# Problem statement
Comb the records below for the string "this" and copy each line where it turns up.

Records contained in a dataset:
•••

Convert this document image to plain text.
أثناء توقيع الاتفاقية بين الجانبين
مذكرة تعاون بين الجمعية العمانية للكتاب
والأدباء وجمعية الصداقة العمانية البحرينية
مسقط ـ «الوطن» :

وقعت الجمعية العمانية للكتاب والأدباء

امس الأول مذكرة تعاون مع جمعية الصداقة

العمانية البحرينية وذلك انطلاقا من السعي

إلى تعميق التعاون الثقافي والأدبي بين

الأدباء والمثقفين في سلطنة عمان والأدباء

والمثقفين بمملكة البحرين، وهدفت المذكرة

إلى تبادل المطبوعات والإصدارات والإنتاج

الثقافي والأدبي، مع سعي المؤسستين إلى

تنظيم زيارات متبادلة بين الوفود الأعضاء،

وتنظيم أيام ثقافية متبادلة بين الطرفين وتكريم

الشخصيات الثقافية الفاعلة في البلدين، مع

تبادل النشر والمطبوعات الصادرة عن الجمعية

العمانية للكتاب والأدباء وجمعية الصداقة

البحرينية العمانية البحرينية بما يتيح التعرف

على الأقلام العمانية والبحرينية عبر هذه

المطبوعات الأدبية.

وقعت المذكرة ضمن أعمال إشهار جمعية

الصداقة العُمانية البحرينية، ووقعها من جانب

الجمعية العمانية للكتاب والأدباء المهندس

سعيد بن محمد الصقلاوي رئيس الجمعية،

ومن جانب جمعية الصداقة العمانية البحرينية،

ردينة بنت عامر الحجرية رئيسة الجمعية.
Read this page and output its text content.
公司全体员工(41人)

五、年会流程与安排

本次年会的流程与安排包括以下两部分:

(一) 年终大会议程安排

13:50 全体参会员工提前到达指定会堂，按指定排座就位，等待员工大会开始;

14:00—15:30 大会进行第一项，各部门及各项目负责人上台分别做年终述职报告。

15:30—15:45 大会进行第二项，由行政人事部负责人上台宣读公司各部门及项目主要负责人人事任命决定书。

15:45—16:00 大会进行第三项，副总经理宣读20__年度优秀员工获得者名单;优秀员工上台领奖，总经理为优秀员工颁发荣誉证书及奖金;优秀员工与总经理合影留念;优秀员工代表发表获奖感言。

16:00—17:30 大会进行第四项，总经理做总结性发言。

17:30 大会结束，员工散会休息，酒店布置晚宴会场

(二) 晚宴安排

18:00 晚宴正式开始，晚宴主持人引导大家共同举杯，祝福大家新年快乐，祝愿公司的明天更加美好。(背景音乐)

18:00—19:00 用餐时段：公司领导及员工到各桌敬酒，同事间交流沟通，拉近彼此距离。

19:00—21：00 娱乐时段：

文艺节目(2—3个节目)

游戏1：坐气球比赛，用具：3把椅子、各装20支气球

•••

# Full response
Convert this document image to plain text.
Read this page and output its text content.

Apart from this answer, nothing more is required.